+++ Source data +++

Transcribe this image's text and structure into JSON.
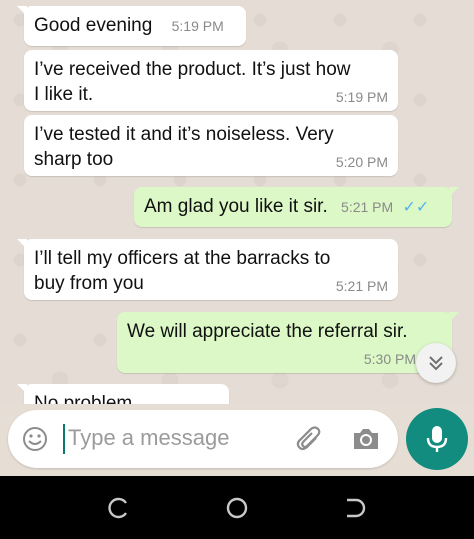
{
  "messages": [
    {
      "dir": "in",
      "text": "Good evening",
      "time": "5:19 PM"
    },
    {
      "dir": "in",
      "text_line1": "I’ve received the product. It’s just how",
      "text_line2": "I like it.",
      "time": "5:19 PM"
    },
    {
      "dir": "in",
      "text_line1": "I’ve tested it and it’s noiseless. Very",
      "text_line2": "sharp too",
      "time": "5:20 PM"
    },
    {
      "dir": "out",
      "text": "Am glad you like it sir.",
      "time": "5:21 PM"
    },
    {
      "dir": "in",
      "text_line1": "I’ll tell my officers at the barracks to",
      "text_line2": "buy from you",
      "time": "5:21 PM"
    },
    {
      "dir": "out",
      "text": "We will appreciate the referral sir.",
      "time": "5:30 PM"
    },
    {
      "dir": "in",
      "text": "No problem",
      "time": ""
    }
  ],
  "input": {
    "placeholder": "Type a message"
  },
  "icons": {
    "emoji": "emoji-icon",
    "attach": "paperclip-icon",
    "camera": "camera-icon",
    "mic": "microphone-icon",
    "scroll": "double-chevron-down-icon",
    "read_receipt": "double-check-icon"
  },
  "colors": {
    "incoming": "#ffffff",
    "outgoing": "#dcf8c6",
    "accent": "#128c7e",
    "tick": "#4fb6ec"
  }
}
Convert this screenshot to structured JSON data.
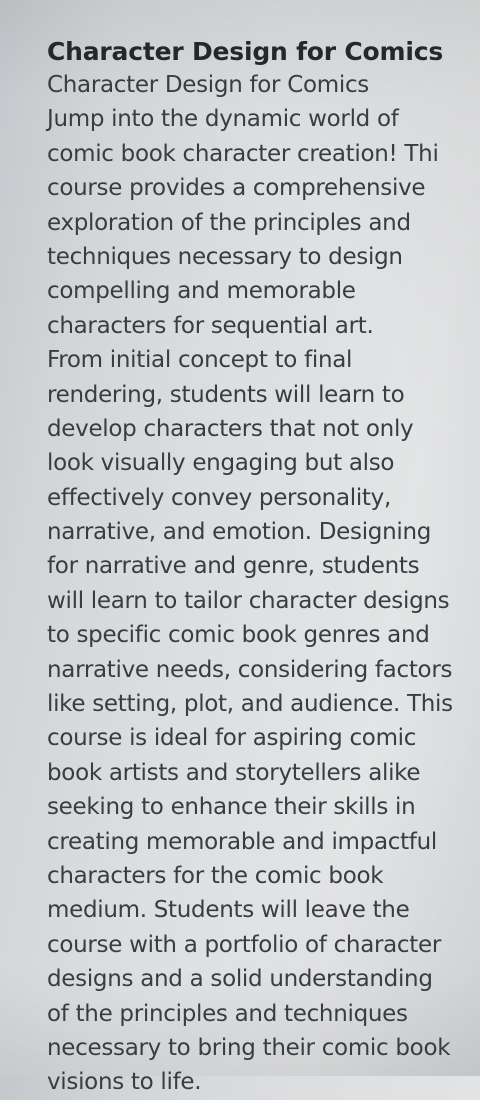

+++

_Aim_: Extract all lines from the material above that include the word "double".

_Solution to the problem_:
    "scroll": "double-chevron-down-icon",
    "read_receipt": "double-check-icon"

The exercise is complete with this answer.